→ **Dataset rows**
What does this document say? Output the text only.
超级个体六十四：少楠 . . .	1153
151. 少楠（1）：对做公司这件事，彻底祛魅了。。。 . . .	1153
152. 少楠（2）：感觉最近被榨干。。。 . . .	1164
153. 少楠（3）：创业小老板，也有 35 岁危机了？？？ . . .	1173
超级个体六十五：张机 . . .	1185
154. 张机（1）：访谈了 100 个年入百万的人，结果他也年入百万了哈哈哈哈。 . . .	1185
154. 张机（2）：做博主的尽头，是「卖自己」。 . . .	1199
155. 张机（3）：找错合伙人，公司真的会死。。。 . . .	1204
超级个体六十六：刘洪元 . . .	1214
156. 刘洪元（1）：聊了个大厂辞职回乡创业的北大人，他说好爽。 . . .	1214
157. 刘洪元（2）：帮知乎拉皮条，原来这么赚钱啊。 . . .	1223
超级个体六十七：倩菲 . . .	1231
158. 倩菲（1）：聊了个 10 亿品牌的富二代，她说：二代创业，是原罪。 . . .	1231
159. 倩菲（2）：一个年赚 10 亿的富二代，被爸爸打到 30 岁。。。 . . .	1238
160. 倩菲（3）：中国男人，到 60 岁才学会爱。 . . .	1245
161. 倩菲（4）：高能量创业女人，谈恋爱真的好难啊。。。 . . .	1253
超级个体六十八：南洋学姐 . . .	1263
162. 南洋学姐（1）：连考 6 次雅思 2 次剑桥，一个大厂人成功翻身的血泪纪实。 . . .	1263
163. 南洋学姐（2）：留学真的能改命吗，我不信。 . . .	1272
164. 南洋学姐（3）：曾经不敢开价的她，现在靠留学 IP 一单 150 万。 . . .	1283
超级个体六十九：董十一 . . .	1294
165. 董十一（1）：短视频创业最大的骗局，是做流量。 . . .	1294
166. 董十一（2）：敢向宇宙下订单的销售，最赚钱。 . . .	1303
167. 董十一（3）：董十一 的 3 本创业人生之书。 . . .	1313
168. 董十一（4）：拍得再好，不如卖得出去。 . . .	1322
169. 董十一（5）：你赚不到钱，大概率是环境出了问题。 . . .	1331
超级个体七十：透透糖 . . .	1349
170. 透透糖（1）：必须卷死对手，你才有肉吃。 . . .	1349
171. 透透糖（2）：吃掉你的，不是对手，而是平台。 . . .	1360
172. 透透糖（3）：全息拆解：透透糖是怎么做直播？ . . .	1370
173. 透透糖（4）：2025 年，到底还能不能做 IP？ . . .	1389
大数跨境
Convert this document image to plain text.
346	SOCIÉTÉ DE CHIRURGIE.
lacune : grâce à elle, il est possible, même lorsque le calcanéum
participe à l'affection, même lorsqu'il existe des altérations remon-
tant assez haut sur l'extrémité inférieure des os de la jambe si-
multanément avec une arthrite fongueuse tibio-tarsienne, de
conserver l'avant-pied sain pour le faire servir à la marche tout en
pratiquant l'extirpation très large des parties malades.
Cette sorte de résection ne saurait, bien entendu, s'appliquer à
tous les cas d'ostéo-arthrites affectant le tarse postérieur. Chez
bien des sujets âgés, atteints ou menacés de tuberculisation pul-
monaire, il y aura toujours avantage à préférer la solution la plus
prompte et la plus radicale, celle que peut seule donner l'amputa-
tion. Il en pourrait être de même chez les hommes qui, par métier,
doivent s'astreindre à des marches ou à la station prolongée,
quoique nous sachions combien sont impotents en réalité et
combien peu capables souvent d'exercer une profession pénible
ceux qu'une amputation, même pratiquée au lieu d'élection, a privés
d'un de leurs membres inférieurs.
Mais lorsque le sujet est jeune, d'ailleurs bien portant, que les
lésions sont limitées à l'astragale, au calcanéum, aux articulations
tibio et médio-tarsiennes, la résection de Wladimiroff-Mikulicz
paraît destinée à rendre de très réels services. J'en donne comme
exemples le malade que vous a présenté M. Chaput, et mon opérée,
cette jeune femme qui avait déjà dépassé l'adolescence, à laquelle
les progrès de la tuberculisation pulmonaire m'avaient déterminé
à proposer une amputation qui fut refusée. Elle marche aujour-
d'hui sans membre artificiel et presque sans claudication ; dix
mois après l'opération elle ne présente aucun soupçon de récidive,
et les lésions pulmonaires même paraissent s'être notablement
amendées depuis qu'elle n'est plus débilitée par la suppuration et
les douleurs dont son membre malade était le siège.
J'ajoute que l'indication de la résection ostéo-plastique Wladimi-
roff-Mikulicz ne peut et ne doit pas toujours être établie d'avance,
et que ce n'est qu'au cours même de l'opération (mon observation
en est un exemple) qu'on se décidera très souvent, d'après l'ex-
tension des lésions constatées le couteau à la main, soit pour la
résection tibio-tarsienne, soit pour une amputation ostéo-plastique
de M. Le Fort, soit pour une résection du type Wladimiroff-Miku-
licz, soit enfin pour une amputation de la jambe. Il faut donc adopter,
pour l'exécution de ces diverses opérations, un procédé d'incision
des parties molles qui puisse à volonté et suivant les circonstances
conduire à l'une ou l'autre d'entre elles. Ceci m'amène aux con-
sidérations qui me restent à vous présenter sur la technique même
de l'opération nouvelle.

→ **GOAL**
Repeat the material word for word, in full.

→ **THE RESPONSE**
What does this document say? Output the text only.
超级个体六十四：少楠 . . .	1153
151. 少楠（1）：对做公司这件事，彻底祛魅了。。。 . . .	1153
152. 少楠（2）：感觉最近被榨干。。。 . . .	1164
153. 少楠（3）：创业小老板，也有 35 岁危机了？？？ . . .	1173
超级个体六十五：张机 . . .	1185
154. 张机（1）：访谈了 100 个年入百万的人，结果他也年入百万了哈哈哈哈。 . . .	1185
154. 张机（2）：做博主的尽头，是「卖自己」。 . . .	1199
155. 张机（3）：找错合伙人，公司真的会死。。。 . . .	1204
超级个体六十六：刘洪元 . . .	1214
156. 刘洪元（1）：聊了个大厂辞职回乡创业的北大人，他说好爽。 . . .	1214
157. 刘洪元（2）：帮知乎拉皮条，原来这么赚钱啊。 . . .	1223
超级个体六十七：倩菲 . . .	1231
158. 倩菲（1）：聊了个 10 亿品牌的富二代，她说：二代创业，是原罪。 . . .	1231
159. 倩菲（2）：一个年赚 10 亿的富二代，被爸爸打到 30 岁。。。 . . .	1238
160. 倩菲（3）：中国男人，到 60 岁才学会爱。 . . .	1245
161. 倩菲（4）：高能量创业女人，谈恋爱真的好难啊。。。 . . .	1253
超级个体六十八：南洋学姐 . . .	1263
162. 南洋学姐（1）：连考 6 次雅思 2 次剑桥，一个大厂人成功翻身的血泪纪实。 . . .	1263
163. 南洋学姐（2）：留学真的能改命吗，我不信。 . . .	1272
164. 南洋学姐（3）：曾经不敢开价的她，现在靠留学 IP 一单 150 万。 . . .	1283
超级个体六十九：董十一 . . .	1294
165. 董十一（1）：短视频创业最大的骗局，是做流量。 . . .	1294
166. 董十一（2）：敢向宇宙下订单的销售，最赚钱。 . . .	1303
167. 董十一（3）：董十一 的 3 本创业人生之书。 . . .	1313
168. 董十一（4）：拍得再好，不如卖得出去。 . . .	1322
169. 董十一（5）：你赚不到钱，大概率是环境出了问题。 . . .	1331
超级个体七十：透透糖 . . .	1349
170. 透透糖（1）：必须卷死对手，你才有肉吃。 . . .	1349
171. 透透糖（2）：吃掉你的，不是对手，而是平台。 . . .	1360
172. 透透糖（3）：全息拆解：透透糖是怎么做直播？ . . .	1370
173. 透透糖（4）：2025 年，到底还能不能做 IP？ . . .	1389
大数跨境
Convert this document image to plain text.
346	SOCIÉTÉ DE CHIRURGIE.
lacune : grâce à elle, il est possible, même lorsque le calcanéum
participe à l'affection, même lorsqu'il existe des altérations remon-
tant assez haut sur l'extrémité inférieure des os de la jambe si-
multanément avec une arthrite fongueuse tibio-tarsienne, de
conserver l'avant-pied sain pour le faire servir à la marche tout en
pratiquant l'extirpation très large des parties malades.
Cette sorte de résection ne saurait, bien entendu, s'appliquer à
tous les cas d'ostéo-arthrites affectant le tarse postérieur. Chez
bien des sujets âgés, atteints ou menacés de tuberculisation pul-
monaire, il y aura toujours avantage à préférer la solution la plus
prompte et la plus radicale, celle que peut seule donner l'amputa-
tion. Il en pourrait être de même chez les hommes qui, par métier,
doivent s'astreindre à des marches ou à la station prolongée,
quoique nous sachions combien sont impotents en réalité et
combien peu capables souvent d'exercer une profession pénible
ceux qu'une amputation, même pratiquée au lieu d'élection, a privés
d'un de leurs membres inférieurs.
Mais lorsque le sujet est jeune, d'ailleurs bien portant, que les
lésions sont limitées à l'astragale, au calcanéum, aux articulations
tibio et médio-tarsiennes, la résection de Wladimiroff-Mikulicz
paraît destinée à rendre de très réels services. J'en donne comme
exemples le malade que vous a présenté M. Chaput, et mon opérée,
cette jeune femme qui avait déjà dépassé l'adolescence, à laquelle
les progrès de la tuberculisation pulmonaire m'avaient déterminé
à proposer une amputation qui fut refusée. Elle marche aujour-
d'hui sans membre artificiel et presque sans claudication ; dix
mois après l'opération elle ne présente aucun soupçon de récidive,
et les lésions pulmonaires même paraissent s'être notablement
amendées depuis qu'elle n'est plus débilitée par la suppuration et
les douleurs dont son membre malade était le siège.
J'ajoute que l'indication de la résection ostéo-plastique Wladimi-
roff-Mikulicz ne peut et ne doit pas toujours être établie d'avance,
et que ce n'est qu'au cours même de l'opération (mon observation
en est un exemple) qu'on se décidera très souvent, d'après l'ex-
tension des lésions constatées le couteau à la main, soit pour la
résection tibio-tarsienne, soit pour une amputation ostéo-plastique
de M. Le Fort, soit pour une résection du type Wladimiroff-Miku-
licz, soit enfin pour une amputation de la jambe. Il faut donc adopter,
pour l'exécution de ces diverses opérations, un procédé d'incision
des parties molles qui puisse à volonté et suivant les circonstances
conduire à l'une ou l'autre d'entre elles. Ceci m'amène aux con-
sidérations qui me restent à vous présenter sur la technique même
de l'opération nouvelle.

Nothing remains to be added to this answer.